▸ Work required:
Collect each line containing "残りHP".

## BEGIN

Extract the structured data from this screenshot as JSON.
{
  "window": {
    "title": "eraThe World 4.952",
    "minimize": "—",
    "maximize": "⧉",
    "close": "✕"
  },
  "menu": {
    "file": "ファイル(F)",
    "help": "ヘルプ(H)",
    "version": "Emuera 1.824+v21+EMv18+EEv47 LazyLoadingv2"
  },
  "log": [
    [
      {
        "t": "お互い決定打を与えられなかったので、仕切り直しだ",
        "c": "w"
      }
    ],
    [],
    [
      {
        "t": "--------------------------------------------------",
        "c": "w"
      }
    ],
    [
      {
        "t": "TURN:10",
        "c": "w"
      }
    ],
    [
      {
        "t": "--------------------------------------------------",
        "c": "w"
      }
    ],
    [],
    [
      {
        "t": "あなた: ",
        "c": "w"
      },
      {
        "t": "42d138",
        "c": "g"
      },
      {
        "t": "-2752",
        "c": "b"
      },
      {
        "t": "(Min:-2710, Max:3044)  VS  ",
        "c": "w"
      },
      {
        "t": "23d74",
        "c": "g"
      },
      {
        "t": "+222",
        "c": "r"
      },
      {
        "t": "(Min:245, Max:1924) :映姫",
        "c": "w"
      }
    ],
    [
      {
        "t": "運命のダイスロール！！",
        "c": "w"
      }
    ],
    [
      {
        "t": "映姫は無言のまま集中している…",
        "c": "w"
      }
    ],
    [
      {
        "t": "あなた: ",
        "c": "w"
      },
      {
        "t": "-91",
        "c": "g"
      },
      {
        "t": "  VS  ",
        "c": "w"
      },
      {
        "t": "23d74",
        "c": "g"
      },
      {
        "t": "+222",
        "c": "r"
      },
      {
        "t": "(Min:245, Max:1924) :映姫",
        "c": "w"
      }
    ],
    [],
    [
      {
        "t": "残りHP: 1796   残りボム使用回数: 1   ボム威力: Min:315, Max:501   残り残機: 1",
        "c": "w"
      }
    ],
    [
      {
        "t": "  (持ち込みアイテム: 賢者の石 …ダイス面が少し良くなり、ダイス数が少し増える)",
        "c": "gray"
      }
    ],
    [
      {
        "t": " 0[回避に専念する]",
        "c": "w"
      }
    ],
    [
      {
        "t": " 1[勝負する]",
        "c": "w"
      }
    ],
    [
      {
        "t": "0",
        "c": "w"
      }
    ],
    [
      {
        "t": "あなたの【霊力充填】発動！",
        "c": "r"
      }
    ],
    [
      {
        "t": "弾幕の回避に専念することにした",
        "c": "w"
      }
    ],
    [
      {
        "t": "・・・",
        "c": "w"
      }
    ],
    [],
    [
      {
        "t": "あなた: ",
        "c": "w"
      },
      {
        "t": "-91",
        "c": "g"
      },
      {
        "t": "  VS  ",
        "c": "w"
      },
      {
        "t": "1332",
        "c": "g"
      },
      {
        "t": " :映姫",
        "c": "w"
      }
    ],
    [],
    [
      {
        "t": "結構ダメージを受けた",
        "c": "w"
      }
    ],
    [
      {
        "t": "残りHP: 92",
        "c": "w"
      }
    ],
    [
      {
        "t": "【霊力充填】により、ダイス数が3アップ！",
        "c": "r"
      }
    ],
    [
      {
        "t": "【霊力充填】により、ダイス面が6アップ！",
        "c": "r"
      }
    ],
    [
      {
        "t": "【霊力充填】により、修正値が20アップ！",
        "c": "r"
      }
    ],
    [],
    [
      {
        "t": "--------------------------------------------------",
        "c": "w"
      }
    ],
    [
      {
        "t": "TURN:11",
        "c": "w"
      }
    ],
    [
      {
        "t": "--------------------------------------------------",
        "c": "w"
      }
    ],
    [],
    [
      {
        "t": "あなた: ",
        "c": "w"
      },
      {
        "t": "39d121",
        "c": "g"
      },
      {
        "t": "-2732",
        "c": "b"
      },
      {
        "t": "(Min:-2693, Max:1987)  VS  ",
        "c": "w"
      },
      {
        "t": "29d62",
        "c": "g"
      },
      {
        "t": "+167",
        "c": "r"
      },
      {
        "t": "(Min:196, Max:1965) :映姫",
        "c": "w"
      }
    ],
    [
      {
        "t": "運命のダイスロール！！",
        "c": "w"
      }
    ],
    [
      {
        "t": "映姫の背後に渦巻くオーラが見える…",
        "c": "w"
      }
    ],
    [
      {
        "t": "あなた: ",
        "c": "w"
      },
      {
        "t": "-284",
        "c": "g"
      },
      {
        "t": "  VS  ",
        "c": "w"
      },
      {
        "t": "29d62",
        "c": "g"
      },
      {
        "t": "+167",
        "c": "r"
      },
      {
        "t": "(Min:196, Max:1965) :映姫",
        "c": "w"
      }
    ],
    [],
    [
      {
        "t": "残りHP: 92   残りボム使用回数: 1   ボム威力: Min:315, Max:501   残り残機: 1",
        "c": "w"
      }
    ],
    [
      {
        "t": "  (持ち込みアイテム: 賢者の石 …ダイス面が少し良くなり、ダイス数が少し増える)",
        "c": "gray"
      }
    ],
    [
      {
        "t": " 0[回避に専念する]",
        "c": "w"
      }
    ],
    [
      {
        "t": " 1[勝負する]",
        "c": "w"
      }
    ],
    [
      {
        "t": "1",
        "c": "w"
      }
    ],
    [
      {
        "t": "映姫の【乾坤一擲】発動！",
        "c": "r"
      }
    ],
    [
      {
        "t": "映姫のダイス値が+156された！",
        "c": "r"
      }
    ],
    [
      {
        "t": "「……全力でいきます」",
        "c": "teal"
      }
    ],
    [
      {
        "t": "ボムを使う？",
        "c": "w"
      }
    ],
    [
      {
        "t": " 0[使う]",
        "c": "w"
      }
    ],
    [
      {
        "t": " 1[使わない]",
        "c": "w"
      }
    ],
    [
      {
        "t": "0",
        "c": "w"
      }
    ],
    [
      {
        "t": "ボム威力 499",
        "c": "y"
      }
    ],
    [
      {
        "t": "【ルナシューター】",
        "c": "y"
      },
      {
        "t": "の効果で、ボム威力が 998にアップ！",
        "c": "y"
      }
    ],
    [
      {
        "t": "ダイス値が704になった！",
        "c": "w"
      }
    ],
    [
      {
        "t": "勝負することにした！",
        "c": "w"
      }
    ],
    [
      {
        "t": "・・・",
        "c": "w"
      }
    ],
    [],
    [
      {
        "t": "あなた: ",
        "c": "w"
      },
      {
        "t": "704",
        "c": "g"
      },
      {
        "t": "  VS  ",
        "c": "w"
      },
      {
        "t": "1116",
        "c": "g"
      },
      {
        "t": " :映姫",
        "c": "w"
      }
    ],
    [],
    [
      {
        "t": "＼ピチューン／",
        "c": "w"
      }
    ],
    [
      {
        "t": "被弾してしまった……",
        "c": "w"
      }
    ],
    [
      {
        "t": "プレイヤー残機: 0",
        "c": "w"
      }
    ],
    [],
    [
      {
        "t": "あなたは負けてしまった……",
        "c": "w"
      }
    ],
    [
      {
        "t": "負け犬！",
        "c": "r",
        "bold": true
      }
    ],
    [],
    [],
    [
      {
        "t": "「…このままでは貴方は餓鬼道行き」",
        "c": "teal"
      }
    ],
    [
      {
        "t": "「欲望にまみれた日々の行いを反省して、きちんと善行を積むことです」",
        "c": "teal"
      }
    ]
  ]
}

## END

▸ Task answer:
        "t": "残りHP: 1796   残りボム使用回数: 1   ボム威力: Min:315, Max:501   残り残機: 1",
        "t": "残りHP: 92",
        "t": "残りHP: 92   残りボム使用回数: 1   ボム威力: Min:315, Max:501   残り残機: 1",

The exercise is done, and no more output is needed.